*** READING PASSAGE

20 things you can negotiate in a job offer

John Mark had a great post 10 Survival Tips for the Modern Wageslave. I thought I’d follow up with another piece of career advice that I never got: every aspect of a job offer is negotiable. I actually got advice from my university career office to NOT negotiate a job offer. Luckily I got other advice too and since then I’ve learned it’s all negotiable. This isn’t a post about how to get the biggest salary. It isn’t even a post about how to negotiate. My point here is to say that it’s all negotiable. If you’ve always wanted a title of "technical evangelist", you can ask for it. If you’ve always wanted a love sack with your name embroidered on it, well, they might think you’re weird, but you can still ask for it.

I remember well my first official full-time company job offer. It was Friday afternoon and I had just gotten back to my dorm room and opened a beer when the phone rang and I got a job offer. A real job offer. I said "Cool!" and he said, "when do you want to start?" I then had to explain,  cool that I had a job offer, but I wasn’t accepting – I need some time to think. He gave me a week (which I didn’t negotiate) and then I hung up the phone and went into stress mode. I had an on-site interview at Microsoft for the week after that and now I had to decide on the HP job before I knew anything about the Microsoft position. I called the university recruiting office and they said I had an excellent offer from HP, not to jeopardize it in any way, and to accept it or not as is. Finally a good family friend spoke up. She got that look that I’ve come to recognize as meaning I’m not sure about this, it’s your decision, but I’ve thought long and hard and I have an opinion. She told me that she was sure HP would be reasonable and it couldn’t hurt to ask. So I picked up the phone and called and asked the HP manager for an extension. He asked why and in typical Stormy fashion I told him the whole story straight up. He responded with, well, I guess we’d better fly you up here. So I got two cool trips and the opportunity to check out the companies in person. (And HP went out of their way to show me what a cool place it was to live and work. By the way, if I had known the HP manager then like I do now, I wouldn’t have hesitated to ask for an extension but that’s a thought for another post.)

******

GIVEN EXERCISE A:
Say whether each statement agrees with the post on negotiating a job offer. Answer yes or no, and quote the text's deciding words.
(i) The university career office advised negotiating the job offer.
(ii) An on-site interview at Microsoft was scheduled for the week after the deadline.
(iii) A family friend said it couldn't hurt to ask HP.
GIVEN EXERCISE B:
Repeat word for word the part of the post on negotiating a job offer from "John Mark had" down to "still ask for it.".
The lines after this point come from a different source.

*** GIVEN INFORMATION

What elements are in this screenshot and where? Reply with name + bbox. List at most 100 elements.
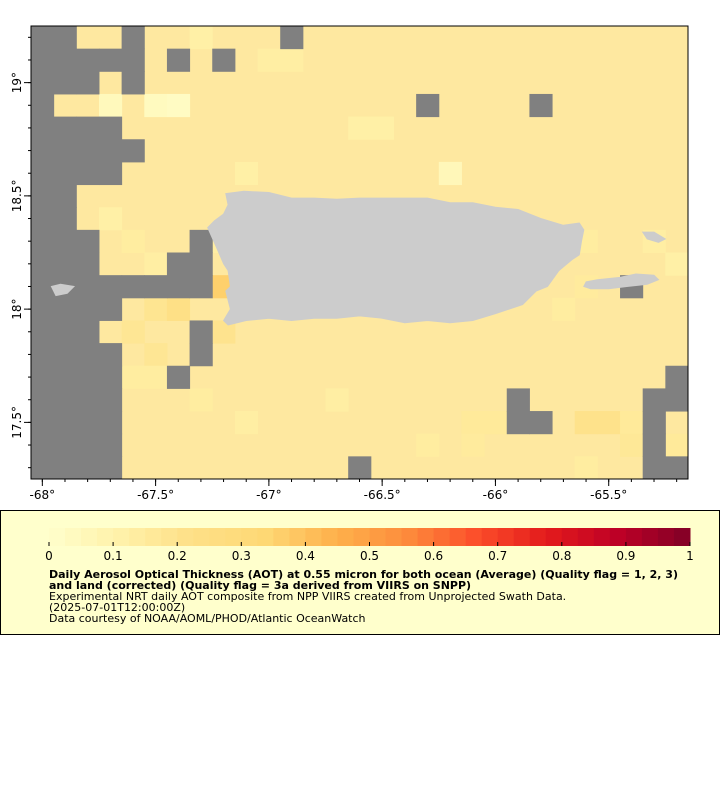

******

EXERCISE OUTPUT A:
(i) No: "I actually got advice from my university career office to NOT negotiate a job offer."
(ii) Yes: "I had an on-site interview at Microsoft for the week after that"
(iii) Yes: "She told me that she was sure HP would be reasonable and it couldn’t hurt to ask."

EXERCISE OUTPUT B:
John Mark had a great post 10 Survival Tips for the Modern Wageslave. I thought I’d follow up with another piece of career advice that I never got: every aspect of a job offer is negotiable. I actually got advice from my university career office to NOT negotiate a job offer. Luckily I got other advice too and since then I’ve learned it’s all negotiable. This isn’t a post about how to get the biggest salary. It isn’t even a post about how to negotiate. My point here is to say that it’s all negotiable. If you’ve always wanted a title of "technical evangelist", you can ask for it. If you’ve always wanted a love sack with your name embroidered on it, well, they might think you’re weird, but you can still ask for it.